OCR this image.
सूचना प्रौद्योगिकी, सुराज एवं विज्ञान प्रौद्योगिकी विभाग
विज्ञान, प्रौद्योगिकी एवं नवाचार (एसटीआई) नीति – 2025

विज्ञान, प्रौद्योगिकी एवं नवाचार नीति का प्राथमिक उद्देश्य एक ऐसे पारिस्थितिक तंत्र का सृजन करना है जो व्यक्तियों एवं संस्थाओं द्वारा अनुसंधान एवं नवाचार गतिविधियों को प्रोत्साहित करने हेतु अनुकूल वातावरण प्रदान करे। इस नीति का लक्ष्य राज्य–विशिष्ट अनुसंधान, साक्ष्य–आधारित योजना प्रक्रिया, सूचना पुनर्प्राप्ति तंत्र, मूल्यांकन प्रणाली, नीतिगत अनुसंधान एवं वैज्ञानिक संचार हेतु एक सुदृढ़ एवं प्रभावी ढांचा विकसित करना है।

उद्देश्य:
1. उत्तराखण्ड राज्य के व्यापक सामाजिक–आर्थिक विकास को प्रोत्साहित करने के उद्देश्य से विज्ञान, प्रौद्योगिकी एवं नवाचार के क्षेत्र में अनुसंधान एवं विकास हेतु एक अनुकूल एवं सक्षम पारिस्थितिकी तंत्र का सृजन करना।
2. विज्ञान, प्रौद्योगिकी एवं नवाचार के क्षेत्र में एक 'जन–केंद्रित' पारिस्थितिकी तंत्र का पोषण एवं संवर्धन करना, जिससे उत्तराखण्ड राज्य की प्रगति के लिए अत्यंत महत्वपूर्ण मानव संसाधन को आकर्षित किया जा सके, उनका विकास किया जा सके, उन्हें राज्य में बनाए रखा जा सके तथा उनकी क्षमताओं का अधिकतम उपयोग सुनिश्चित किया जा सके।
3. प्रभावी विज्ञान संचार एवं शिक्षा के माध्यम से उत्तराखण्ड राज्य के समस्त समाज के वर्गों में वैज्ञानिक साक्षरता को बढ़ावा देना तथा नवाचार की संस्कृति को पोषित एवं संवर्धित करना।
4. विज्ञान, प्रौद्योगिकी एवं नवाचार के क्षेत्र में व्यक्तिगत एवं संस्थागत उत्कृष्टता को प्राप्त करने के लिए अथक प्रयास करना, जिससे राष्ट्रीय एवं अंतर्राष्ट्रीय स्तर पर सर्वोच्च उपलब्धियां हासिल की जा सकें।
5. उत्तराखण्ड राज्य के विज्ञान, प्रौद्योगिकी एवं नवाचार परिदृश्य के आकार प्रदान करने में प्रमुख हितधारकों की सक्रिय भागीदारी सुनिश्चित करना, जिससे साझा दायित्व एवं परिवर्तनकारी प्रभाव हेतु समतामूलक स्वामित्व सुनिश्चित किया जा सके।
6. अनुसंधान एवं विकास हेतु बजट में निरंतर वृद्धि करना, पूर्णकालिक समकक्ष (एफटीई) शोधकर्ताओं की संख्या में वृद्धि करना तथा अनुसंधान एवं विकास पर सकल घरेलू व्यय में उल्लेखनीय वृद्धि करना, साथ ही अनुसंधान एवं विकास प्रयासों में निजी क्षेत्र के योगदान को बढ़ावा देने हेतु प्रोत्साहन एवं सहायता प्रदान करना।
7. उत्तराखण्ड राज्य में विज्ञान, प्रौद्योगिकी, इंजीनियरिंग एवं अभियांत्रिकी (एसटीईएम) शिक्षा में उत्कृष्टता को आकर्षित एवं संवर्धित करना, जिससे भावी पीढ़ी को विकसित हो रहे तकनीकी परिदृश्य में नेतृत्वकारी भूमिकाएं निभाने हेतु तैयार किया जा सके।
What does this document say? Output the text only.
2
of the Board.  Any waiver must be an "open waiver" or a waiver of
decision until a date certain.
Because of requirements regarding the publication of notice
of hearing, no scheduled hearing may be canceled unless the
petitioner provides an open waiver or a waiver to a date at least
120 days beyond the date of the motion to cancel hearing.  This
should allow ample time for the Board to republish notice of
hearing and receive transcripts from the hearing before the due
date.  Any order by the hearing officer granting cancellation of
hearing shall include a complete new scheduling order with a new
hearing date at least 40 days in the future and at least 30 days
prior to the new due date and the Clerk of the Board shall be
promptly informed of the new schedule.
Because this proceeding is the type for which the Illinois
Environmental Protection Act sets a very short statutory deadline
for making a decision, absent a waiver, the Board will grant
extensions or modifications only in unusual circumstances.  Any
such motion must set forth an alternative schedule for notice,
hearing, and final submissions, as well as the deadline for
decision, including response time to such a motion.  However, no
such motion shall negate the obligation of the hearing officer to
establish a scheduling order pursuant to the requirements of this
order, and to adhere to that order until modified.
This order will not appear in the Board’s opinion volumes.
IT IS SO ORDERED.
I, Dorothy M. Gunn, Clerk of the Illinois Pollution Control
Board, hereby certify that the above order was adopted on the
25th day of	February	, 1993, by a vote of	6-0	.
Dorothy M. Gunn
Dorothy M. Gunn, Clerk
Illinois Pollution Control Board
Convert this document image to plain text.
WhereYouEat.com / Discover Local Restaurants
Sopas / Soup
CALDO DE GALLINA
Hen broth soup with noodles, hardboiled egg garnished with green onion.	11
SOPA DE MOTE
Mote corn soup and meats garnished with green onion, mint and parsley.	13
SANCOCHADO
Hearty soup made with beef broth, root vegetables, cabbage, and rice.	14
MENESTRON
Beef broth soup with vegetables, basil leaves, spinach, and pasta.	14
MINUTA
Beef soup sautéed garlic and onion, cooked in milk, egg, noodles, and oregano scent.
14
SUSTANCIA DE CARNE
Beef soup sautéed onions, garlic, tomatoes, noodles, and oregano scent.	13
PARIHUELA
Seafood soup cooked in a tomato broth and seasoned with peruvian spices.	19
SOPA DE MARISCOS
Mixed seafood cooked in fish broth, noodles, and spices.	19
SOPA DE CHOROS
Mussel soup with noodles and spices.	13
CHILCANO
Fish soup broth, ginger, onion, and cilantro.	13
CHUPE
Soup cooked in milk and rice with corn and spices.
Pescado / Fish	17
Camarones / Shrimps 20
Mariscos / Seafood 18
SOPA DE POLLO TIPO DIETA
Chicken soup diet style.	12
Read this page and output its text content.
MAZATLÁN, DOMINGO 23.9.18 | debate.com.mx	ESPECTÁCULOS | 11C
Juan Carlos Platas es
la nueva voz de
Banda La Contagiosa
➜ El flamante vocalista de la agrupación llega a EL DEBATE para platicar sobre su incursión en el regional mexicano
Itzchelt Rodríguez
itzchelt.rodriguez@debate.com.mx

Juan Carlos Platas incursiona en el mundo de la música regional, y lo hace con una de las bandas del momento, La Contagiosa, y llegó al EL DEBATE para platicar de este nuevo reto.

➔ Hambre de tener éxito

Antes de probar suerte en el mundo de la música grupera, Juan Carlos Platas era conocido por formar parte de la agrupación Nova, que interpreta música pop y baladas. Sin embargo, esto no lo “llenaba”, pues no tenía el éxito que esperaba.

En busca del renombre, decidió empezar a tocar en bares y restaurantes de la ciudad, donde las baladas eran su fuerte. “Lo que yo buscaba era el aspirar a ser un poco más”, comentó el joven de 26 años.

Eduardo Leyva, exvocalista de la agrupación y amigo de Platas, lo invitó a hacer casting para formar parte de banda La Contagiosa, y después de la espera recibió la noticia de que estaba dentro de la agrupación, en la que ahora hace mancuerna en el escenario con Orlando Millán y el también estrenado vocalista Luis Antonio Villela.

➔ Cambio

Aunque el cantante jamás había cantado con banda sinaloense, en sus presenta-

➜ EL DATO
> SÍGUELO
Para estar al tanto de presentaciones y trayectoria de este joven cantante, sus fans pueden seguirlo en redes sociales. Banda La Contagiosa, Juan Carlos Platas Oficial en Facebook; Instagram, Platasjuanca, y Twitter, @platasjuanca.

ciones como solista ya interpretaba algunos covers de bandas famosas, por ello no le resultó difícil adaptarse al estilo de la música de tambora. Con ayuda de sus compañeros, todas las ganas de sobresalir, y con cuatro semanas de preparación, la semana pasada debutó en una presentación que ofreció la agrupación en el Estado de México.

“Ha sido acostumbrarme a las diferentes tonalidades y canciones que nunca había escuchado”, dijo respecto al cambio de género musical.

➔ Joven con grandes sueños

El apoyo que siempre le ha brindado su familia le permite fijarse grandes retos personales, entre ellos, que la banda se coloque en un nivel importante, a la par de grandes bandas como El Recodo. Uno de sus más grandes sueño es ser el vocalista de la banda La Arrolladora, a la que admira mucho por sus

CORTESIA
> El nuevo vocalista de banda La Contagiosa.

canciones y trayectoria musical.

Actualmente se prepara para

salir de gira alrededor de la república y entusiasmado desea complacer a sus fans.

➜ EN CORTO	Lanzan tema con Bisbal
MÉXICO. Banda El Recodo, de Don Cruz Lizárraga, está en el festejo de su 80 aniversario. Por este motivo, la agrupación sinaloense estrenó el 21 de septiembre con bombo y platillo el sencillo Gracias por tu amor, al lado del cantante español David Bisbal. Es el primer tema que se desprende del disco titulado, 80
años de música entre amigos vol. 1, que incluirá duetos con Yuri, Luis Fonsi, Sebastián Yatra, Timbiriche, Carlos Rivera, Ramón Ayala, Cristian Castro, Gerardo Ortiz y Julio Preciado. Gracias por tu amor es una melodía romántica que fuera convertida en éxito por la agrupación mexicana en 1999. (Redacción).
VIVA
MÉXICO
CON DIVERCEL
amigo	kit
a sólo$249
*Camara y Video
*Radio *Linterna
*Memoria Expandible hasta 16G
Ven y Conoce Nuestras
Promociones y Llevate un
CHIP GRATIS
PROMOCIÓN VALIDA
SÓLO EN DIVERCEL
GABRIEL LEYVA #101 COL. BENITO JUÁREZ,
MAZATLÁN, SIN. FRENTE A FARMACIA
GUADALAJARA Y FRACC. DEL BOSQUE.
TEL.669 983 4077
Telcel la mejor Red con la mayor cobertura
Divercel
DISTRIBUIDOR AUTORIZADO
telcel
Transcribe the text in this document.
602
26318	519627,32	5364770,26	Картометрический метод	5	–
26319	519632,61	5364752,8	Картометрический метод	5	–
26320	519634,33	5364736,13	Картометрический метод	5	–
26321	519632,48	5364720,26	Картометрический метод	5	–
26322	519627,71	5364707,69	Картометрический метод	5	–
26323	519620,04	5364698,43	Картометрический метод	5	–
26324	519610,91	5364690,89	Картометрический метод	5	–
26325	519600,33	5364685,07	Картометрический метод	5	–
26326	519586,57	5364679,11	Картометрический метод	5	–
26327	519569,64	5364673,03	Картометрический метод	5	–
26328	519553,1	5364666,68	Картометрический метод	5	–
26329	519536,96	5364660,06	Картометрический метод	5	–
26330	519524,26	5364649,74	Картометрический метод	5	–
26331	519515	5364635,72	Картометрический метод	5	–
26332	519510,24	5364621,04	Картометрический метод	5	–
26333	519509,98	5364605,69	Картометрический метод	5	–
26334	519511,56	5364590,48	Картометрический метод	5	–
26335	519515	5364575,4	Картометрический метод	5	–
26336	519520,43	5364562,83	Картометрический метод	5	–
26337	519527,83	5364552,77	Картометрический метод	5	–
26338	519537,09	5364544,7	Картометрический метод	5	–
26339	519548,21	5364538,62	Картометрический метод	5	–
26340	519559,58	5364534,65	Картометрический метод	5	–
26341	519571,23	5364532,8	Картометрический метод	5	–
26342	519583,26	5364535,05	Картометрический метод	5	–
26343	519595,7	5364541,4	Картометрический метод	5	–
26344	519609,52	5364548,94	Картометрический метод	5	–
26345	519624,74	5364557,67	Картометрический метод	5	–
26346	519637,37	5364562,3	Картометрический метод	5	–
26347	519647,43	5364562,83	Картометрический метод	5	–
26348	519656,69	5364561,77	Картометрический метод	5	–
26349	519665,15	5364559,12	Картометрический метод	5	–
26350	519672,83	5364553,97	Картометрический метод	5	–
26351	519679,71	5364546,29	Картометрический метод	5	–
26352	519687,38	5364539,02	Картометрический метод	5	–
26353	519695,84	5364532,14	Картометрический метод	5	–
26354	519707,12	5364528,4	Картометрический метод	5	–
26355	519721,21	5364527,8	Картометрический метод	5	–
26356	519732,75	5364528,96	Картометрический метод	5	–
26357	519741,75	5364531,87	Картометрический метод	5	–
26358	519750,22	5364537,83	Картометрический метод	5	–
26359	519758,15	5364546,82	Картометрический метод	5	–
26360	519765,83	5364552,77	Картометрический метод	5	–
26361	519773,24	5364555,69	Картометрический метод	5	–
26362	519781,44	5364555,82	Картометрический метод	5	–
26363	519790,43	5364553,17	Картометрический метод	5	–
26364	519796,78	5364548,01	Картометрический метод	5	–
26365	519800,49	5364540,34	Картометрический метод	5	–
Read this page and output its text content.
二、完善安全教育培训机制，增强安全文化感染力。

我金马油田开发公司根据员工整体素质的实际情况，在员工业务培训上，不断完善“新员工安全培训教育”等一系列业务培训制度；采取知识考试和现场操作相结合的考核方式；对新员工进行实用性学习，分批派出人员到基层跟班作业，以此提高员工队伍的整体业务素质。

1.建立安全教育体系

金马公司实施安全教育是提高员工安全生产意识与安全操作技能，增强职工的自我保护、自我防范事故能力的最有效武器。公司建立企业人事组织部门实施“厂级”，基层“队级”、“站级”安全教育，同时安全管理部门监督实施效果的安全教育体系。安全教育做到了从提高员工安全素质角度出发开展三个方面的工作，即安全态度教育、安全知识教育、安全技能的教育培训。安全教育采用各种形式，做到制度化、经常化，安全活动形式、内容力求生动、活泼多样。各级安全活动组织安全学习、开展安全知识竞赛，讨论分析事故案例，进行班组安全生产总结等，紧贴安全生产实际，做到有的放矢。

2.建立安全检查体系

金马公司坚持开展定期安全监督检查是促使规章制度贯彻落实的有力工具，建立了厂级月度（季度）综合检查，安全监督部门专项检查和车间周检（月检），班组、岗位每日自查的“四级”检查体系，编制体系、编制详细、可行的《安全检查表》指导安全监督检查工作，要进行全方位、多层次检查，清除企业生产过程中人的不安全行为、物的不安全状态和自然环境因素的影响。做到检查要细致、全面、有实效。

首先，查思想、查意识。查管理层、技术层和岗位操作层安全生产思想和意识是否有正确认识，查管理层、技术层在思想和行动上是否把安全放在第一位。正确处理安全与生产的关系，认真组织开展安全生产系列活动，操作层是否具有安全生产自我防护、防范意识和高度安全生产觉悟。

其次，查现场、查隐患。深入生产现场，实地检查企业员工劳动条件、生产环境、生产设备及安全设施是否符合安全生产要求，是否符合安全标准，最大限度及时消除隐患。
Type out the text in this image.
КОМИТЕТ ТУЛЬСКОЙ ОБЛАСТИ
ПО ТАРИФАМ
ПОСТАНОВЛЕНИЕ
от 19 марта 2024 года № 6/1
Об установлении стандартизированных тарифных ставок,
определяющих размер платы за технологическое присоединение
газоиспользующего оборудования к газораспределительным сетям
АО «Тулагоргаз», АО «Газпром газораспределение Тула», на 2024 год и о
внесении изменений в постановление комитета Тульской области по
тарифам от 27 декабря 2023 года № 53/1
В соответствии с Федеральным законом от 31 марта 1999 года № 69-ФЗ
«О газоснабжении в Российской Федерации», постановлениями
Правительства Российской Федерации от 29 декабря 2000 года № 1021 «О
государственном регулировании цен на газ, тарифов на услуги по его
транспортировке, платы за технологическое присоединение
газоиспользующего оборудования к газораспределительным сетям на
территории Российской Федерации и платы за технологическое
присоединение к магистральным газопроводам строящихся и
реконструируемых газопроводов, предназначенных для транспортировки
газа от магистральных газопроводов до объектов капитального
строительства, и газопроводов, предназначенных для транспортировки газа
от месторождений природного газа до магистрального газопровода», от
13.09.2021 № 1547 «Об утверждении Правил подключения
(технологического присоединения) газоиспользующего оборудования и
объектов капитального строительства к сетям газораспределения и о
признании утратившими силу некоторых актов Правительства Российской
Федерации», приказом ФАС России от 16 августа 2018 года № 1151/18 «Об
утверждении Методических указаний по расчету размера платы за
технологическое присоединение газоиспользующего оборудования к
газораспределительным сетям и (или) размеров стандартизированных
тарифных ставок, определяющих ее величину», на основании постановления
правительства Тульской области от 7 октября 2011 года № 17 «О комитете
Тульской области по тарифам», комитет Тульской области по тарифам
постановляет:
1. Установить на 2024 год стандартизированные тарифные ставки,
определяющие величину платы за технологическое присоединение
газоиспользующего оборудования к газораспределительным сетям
----
### EXERCISE BRIEF
Filter the entries and copy out every line with the word "определяющих".

### ANSWER TO THE PROBLEM
определяющих размер платы за технологическое присоединение
тарифных ставок, определяющих ее величину», на основании постановления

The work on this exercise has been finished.